**SHORT TASK**
Output nothing but the lines from the line with "Type out the text in this image." through the end of the listing below, both ends included.

**Extracted data entries**
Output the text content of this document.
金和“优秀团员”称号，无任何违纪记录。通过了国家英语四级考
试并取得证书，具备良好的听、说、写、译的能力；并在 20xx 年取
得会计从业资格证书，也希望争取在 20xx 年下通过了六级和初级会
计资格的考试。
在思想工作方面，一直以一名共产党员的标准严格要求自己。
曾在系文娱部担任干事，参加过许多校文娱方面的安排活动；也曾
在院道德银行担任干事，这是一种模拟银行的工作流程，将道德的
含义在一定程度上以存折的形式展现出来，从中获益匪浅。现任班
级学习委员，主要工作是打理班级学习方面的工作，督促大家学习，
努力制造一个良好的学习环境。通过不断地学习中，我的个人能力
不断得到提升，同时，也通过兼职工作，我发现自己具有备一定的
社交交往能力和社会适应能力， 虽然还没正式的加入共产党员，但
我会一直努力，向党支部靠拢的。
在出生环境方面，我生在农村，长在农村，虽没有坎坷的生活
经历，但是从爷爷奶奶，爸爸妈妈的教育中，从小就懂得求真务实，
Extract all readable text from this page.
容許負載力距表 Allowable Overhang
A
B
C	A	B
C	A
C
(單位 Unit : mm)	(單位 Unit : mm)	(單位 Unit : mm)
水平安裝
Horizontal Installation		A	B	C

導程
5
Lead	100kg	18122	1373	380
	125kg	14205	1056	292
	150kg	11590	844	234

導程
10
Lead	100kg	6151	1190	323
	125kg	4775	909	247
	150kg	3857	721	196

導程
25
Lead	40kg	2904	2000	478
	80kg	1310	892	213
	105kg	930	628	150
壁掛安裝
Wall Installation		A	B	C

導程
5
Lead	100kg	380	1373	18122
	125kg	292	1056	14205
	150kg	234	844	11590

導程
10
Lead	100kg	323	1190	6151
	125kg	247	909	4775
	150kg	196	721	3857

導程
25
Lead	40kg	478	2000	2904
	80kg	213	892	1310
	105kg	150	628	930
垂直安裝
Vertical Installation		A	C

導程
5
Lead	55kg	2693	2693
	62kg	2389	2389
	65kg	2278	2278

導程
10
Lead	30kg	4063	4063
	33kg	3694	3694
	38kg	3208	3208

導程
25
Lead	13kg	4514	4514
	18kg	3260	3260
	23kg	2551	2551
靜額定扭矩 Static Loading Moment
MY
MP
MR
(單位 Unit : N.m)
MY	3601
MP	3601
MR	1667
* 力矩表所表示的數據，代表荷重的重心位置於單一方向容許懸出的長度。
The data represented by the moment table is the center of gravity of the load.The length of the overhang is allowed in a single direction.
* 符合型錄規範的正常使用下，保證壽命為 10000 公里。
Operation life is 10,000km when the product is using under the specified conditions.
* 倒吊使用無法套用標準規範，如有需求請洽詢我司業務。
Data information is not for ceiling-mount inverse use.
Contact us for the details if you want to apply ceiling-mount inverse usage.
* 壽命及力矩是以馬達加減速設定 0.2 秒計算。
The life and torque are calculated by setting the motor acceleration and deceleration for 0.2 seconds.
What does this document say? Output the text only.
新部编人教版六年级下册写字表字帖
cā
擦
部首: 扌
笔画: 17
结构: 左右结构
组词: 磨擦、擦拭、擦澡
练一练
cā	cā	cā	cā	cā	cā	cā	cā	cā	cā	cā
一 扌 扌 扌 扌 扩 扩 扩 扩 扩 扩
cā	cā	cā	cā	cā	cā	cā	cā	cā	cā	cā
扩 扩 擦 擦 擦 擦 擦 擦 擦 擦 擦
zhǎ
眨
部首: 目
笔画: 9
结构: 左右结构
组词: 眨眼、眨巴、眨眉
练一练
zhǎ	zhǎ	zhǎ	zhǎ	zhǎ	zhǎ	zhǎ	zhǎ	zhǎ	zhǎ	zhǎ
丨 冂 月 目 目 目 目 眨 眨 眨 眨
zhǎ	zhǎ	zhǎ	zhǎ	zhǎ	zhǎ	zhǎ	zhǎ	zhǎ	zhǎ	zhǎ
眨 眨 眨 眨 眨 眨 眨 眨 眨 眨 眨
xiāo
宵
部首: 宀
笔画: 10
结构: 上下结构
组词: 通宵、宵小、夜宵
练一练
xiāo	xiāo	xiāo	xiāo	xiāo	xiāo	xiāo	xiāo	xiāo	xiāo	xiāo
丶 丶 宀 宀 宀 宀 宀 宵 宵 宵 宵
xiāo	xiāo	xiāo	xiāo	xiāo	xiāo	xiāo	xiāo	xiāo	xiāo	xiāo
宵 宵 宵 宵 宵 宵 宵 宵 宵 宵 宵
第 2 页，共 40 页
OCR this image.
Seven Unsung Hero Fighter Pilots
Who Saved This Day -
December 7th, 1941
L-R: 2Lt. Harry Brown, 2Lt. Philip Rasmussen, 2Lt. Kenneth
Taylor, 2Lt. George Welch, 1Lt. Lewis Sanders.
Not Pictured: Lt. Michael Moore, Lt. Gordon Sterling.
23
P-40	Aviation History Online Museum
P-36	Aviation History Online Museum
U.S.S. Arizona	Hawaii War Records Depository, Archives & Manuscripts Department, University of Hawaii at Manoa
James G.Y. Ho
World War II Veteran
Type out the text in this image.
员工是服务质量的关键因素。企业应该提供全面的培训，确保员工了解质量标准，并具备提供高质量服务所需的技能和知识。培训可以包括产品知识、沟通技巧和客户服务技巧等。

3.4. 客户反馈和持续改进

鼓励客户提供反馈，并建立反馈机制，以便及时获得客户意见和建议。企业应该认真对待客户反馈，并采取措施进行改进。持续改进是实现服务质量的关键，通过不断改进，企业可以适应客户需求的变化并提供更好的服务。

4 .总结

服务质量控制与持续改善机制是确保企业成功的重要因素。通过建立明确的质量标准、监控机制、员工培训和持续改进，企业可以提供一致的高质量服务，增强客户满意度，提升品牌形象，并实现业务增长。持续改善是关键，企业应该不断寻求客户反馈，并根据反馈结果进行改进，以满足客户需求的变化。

**SOLUTION FOR THIS TASK**
Type out the text in this image.
员工是服务质量的关键因素。企业应该提供全面的培训，确保员工了解质量标准，并具备提供高质量服务所需的技能和知识。培训可以包括产品知识、沟通技巧和客户服务技巧等。

3.4. 客户反馈和持续改进

鼓励客户提供反馈，并建立反馈机制，以便及时获得客户意见和建议。企业应该认真对待客户反馈，并采取措施进行改进。持续改进是实现服务质量的关键，通过不断改进，企业可以适应客户需求的变化并提供更好的服务。

4 .总结

服务质量控制与持续改善机制是确保企业成功的重要因素。通过建立明确的质量标准、监控机制、员工培训和持续改进，企业可以提供一致的高质量服务，增强客户满意度，提升品牌形象，并实现业务增长。持续改善是关键，企业应该不断寻求客户反馈，并根据反馈结果进行改进，以满足客户需求的变化。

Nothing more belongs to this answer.